§ Dataset records:
++++++++++

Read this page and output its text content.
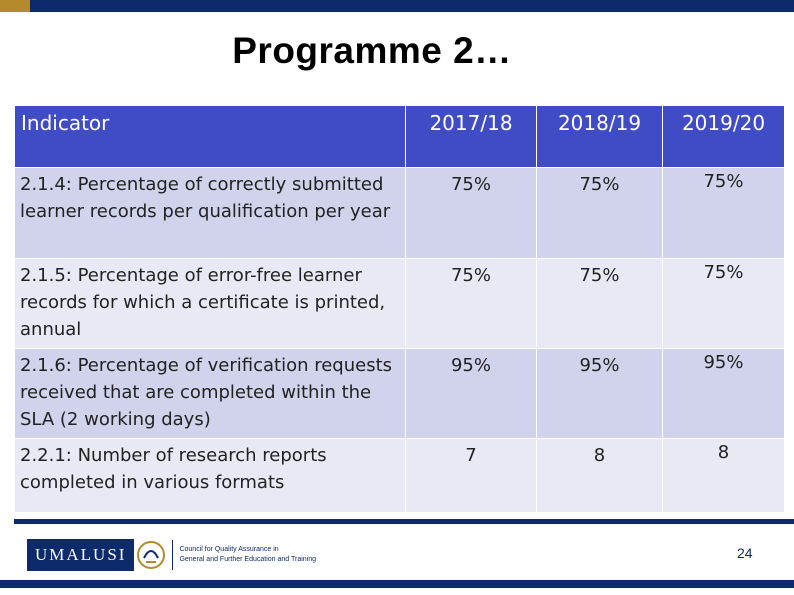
Programme 2…
Indicator	2017/18	2018/19	2019/20
2.1.4: Percentage of correctly submitted learner records per qualification per year	75%	75%	75%
2.1.5: Percentage of error-free learner records for which a certificate is printed, annual	75%	75%	75%
2.1.6: Percentage of verification requests received that are completed within the SLA (2 working days)	95%	95%	95%
2.2.1: Number of research reports completed in various formats	7	8	8
UMALUSI	Council for Quality Assurance in
General and Further Education and Training	24
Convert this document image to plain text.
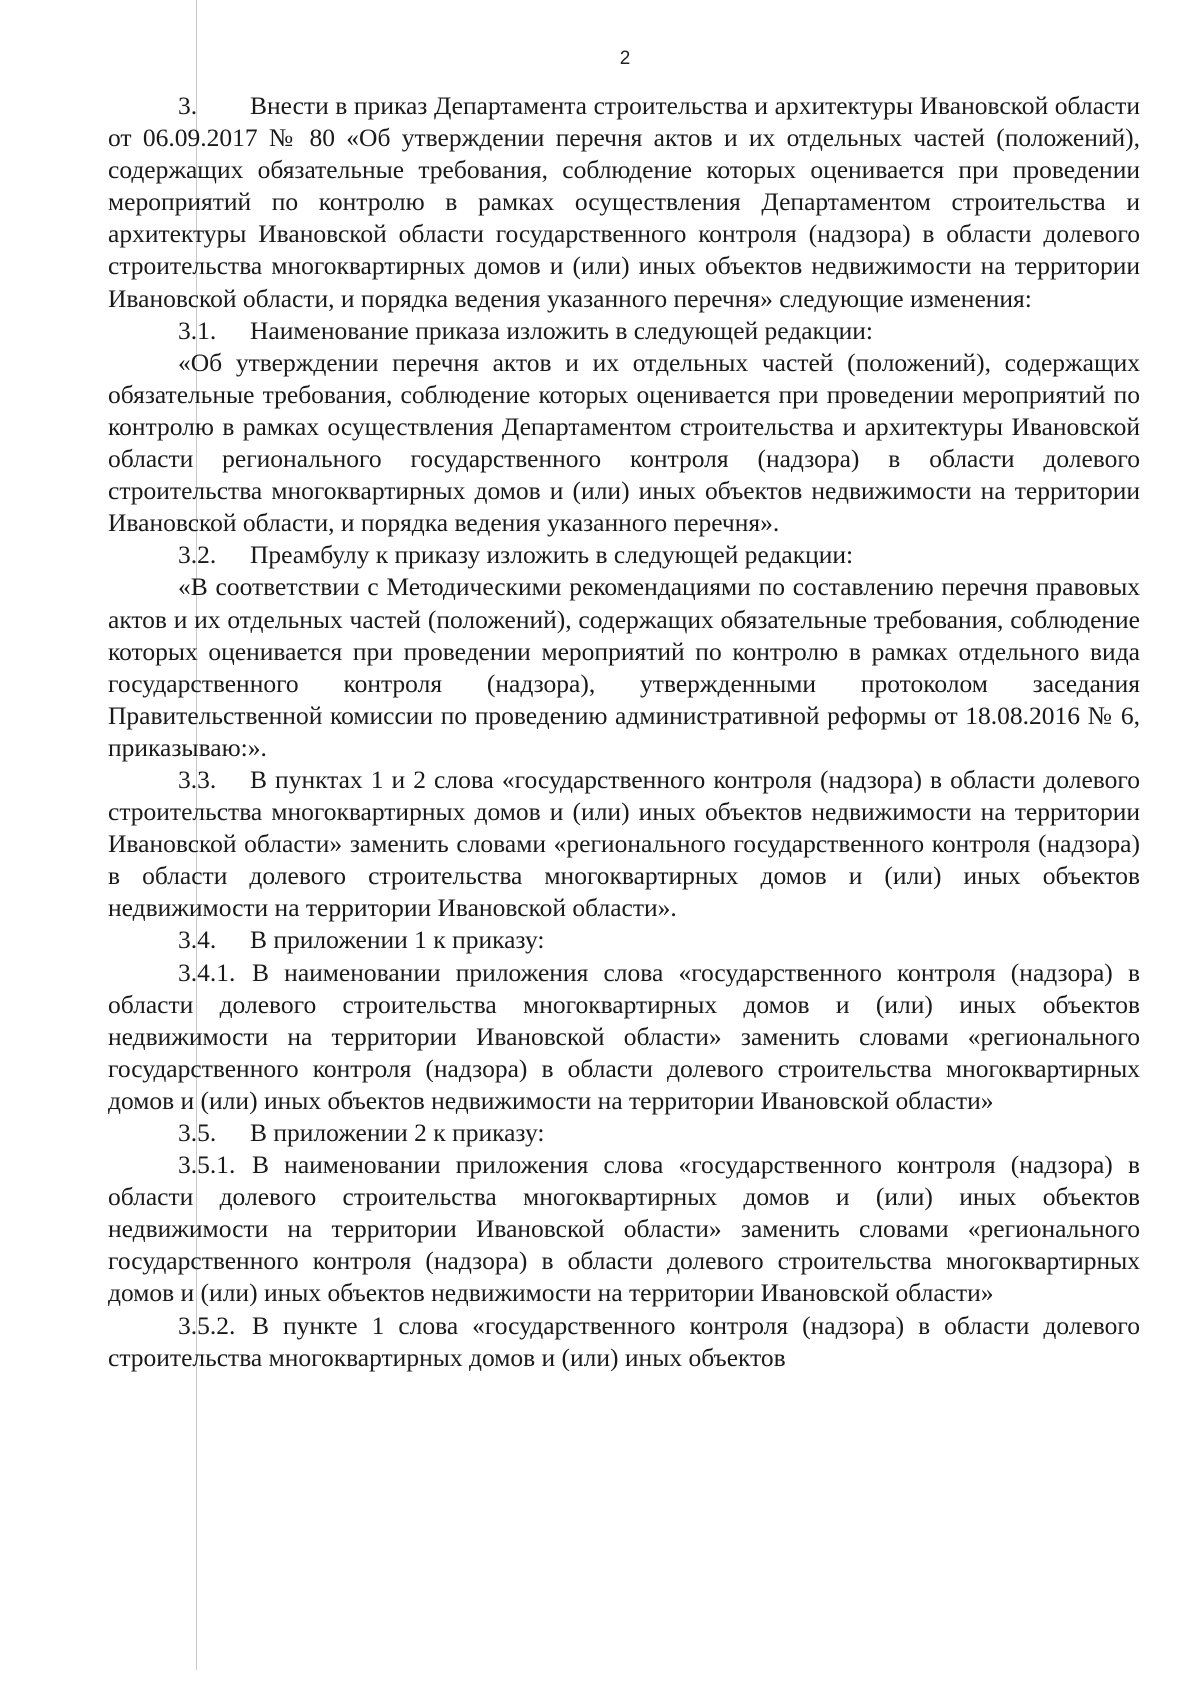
2

3. Внести в приказ Департамента строительства и архитектуры Ивановской области от 06.09.2017 № 80 «Об утверждении перечня актов и их отдельных частей (положений), содержащих обязательные требования, соблюдение которых оценивается при проведении мероприятий по контролю в рамках осуществления Департаментом строительства и архитектуры Ивановской области государственного контроля (надзора) в области долевого строительства многоквартирных домов и (или) иных объектов недвижимости на территории Ивановской области, и порядка ведения указанного перечня» следующие изменения:

3.1. Наименование приказа изложить в следующей редакции:

«Об утверждении перечня актов и их отдельных частей (положений), содержащих обязательные требования, соблюдение которых оценивается при проведении мероприятий по контролю в рамках осуществления Департаментом строительства и архитектуры Ивановской области регионального государственного контроля (надзора) в области долевого строительства многоквартирных домов и (или) иных объектов недвижимости на территории Ивановской области, и порядка ведения указанного перечня».

3.2. Преамбулу к приказу изложить в следующей редакции:

«В соответствии с Методическими рекомендациями по составлению перечня правовых актов и их отдельных частей (положений), содержащих обязательные требования, соблюдение которых оценивается при проведении мероприятий по контролю в рамках отдельного вида государственного контроля (надзора), утвержденными протоколом заседания Правительственной комиссии по проведению административной реформы от 18.08.2016 № 6, приказываю:».

3.3. В пунктах 1 и 2 слова «государственного контроля (надзора) в области долевого строительства многоквартирных домов и (или) иных объектов недвижимости на территории Ивановской области» заменить словами «регионального государственного контроля (надзора) в области долевого строительства многоквартирных домов и (или) иных объектов недвижимости на территории Ивановской области».

3.4. В приложении 1 к приказу:

3.4.1. В наименовании приложения слова «государственного контроля (надзора) в области долевого строительства многоквартирных домов и (или) иных объектов недвижимости на территории Ивановской области» заменить словами «регионального государственного контроля (надзора) в области долевого строительства многоквартирных домов и (или) иных объектов недвижимости на территории Ивановской области»

3.5. В приложении 2 к приказу:

3.5.1. В наименовании приложения слова «государственного контроля (надзора) в области долевого строительства многоквартирных домов и (или) иных объектов недвижимости на территории Ивановской области» заменить словами «регионального государственного контроля (надзора) в области долевого строительства многоквартирных домов и (или) иных объектов недвижимости на территории Ивановской области»

3.5.2. В пункте 1 слова «государственного контроля (надзора) в области долевого строительства многоквартирных домов и (или) иных объектов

++++++++++

Reply with one number only: the count of lines in the entries that contain "this".

§ Exercise answer: 2